### Exercise requirements
Please output the lines below as a numbered list, starting with the first line and ending with the line containing "list-item: • Paragraph, Span, Pre", both included. Leave out any blank lines.

### Extracted information
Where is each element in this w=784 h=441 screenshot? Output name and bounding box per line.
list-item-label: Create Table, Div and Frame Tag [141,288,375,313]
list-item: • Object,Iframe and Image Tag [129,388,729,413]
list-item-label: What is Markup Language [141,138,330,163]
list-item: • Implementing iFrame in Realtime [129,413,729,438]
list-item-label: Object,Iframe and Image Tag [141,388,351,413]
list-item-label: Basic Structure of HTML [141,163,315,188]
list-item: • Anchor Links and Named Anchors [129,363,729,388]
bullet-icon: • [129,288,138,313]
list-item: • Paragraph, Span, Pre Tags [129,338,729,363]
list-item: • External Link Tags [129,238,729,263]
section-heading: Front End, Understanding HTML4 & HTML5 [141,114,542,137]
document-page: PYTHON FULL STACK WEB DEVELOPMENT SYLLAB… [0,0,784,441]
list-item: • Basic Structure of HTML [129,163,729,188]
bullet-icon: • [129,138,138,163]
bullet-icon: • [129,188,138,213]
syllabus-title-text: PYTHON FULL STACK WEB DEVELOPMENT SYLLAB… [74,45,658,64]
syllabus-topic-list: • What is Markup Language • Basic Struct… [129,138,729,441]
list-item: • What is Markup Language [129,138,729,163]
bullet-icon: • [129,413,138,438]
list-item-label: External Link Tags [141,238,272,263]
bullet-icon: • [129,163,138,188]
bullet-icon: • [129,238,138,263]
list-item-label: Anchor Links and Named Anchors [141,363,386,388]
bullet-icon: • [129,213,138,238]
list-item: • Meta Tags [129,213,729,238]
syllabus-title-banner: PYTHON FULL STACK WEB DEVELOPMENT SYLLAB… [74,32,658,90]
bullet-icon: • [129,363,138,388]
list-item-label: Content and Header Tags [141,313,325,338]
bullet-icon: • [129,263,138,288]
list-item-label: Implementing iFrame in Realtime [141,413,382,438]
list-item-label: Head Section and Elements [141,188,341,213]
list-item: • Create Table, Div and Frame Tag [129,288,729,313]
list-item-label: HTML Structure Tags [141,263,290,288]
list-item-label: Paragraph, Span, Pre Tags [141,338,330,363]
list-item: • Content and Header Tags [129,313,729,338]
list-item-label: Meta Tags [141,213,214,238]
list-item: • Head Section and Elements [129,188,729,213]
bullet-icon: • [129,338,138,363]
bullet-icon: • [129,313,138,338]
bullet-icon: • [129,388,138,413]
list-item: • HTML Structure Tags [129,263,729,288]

### Exercise result
1. Where is each element in this w=784 h=441 screenshot? Output name and bounding box per line.
2. list-item-label: Create Table, Div and Frame Tag [141,288,375,313]
3. list-item: • Object,Iframe and Image Tag [129,388,729,413]
4. list-item-label: What is Markup Language [141,138,330,163]
5. list-item: • Implementing iFrame in Realtime [129,413,729,438]
6. list-item-label: Object,Iframe and Image Tag [141,388,351,413]
7. list-item-label: Basic Structure of HTML [141,163,315,188]
8. list-item: • Anchor Links and Named Anchors [129,363,729,388]
9. bullet-icon: • [129,288,138,313]
10. list-item: • Paragraph, Span, Pre Tags [129,338,729,363]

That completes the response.